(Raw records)
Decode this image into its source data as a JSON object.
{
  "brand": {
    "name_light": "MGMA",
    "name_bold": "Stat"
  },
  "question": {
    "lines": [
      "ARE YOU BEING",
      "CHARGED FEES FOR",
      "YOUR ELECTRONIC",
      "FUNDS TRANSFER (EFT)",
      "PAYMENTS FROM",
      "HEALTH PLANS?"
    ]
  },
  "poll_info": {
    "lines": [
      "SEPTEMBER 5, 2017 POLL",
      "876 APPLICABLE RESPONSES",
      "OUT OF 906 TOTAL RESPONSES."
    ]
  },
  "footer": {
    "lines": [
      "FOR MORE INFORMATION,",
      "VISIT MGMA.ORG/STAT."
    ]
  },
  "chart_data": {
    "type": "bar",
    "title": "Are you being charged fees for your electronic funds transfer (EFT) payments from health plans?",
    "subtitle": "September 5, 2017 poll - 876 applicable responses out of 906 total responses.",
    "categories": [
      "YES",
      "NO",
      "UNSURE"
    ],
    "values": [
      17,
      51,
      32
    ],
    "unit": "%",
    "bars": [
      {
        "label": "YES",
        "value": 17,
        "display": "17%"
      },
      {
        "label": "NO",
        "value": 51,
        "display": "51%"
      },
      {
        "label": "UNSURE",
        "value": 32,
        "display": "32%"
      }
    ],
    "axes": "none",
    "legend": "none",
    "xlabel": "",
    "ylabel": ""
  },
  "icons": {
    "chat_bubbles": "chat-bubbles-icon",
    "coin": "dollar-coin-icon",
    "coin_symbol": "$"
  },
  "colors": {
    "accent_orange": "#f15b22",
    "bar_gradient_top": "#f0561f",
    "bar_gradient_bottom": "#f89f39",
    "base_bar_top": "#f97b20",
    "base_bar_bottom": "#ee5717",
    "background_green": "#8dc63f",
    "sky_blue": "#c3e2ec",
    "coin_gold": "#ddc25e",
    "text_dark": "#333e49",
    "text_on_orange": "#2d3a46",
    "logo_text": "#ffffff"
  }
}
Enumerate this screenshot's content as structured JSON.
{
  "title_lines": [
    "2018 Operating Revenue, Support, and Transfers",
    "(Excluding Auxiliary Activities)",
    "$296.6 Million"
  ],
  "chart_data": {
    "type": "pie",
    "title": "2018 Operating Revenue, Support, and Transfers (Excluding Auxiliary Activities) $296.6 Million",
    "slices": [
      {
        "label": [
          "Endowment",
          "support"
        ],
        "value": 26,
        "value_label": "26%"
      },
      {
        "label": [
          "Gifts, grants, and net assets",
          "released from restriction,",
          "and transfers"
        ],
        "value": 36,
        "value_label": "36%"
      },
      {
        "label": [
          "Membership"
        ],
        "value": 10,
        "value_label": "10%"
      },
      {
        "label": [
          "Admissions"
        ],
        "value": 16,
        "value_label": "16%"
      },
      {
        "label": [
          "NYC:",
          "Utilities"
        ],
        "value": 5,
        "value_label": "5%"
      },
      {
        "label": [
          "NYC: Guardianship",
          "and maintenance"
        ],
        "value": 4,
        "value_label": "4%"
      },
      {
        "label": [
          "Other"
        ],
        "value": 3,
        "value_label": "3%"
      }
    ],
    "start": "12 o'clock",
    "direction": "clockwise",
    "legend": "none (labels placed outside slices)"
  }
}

• Given exercise: Copy every record exactly as presented.

• Problem solution:
Decode this image into its source data as a JSON object.
{
  "brand": {
    "name_light": "MGMA",
    "name_bold": "Stat"
  },
  "question": {
    "lines": [
      "ARE YOU BEING",
      "CHARGED FEES FOR",
      "YOUR ELECTRONIC",
      "FUNDS TRANSFER (EFT)",
      "PAYMENTS FROM",
      "HEALTH PLANS?"
    ]
  },
  "poll_info": {
    "lines": [
      "SEPTEMBER 5, 2017 POLL",
      "876 APPLICABLE RESPONSES",
      "OUT OF 906 TOTAL RESPONSES."
    ]
  },
  "footer": {
    "lines": [
      "FOR MORE INFORMATION,",
      "VISIT MGMA.ORG/STAT."
    ]
  },
  "chart_data": {
    "type": "bar",
    "title": "Are you being charged fees for your electronic funds transfer (EFT) payments from health plans?",
    "subtitle": "September 5, 2017 poll - 876 applicable responses out of 906 total responses.",
    "categories": [
      "YES",
      "NO",
      "UNSURE"
    ],
    "values": [
      17,
      51,
      32
    ],
    "unit": "%",
    "bars": [
      {
        "label": "YES",
        "value": 17,
        "display": "17%"
      },
      {
        "label": "NO",
        "value": 51,
        "display": "51%"
      },
      {
        "label": "UNSURE",
        "value": 32,
        "display": "32%"
      }
    ],
    "axes": "none",
    "legend": "none",
    "xlabel": "",
    "ylabel": ""
  },
  "icons": {
    "chat_bubbles": "chat-bubbles-icon",
    "coin": "dollar-coin-icon",
    "coin_symbol": "$"
  },
  "colors": {
    "accent_orange": "#f15b22",
    "bar_gradient_top": "#f0561f",
    "bar_gradient_bottom": "#f89f39",
    "base_bar_top": "#f97b20",
    "base_bar_bottom": "#ee5717",
    "background_green": "#8dc63f",
    "sky_blue": "#c3e2ec",
    "coin_gold": "#ddc25e",
    "text_dark": "#333e49",
    "text_on_orange": "#2d3a46",
    "logo_text": "#ffffff"
  }
}
Enumerate this screenshot's content as structured JSON.
{
  "title_lines": [
    "2018 Operating Revenue, Support, and Transfers",
    "(Excluding Auxiliary Activities)",
    "$296.6 Million"
  ],
  "chart_data": {
    "type": "pie",
    "title": "2018 Operating Revenue, Support, and Transfers (Excluding Auxiliary Activities) $296.6 Million",
    "slices": [
      {
        "label": [
          "Endowment",
          "support"
        ],
        "value": 26,
        "value_label": "26%"
      },
      {
        "label": [
          "Gifts, grants, and net assets",
          "released from restriction,",
          "and transfers"
        ],
        "value": 36,
        "value_label": "36%"
      },
      {
        "label": [
          "Membership"
        ],
        "value": 10,
        "value_label": "10%"
      },
      {
        "label": [
          "Admissions"
        ],
        "value": 16,
        "value_label": "16%"
      },
      {
        "label": [
          "NYC:",
          "Utilities"
        ],
        "value": 5,
        "value_label": "5%"
      },
      {
        "label": [
          "NYC: Guardianship",
          "and maintenance"
        ],
        "value": 4,
        "value_label": "4%"
      },
      {
        "label": [
          "Other"
        ],
        "value": 3,
        "value_label": "3%"
      }
    ],
    "start": "12 o'clock",
    "direction": "clockwise",
    "legend": "none (labels placed outside slices)"
  }
}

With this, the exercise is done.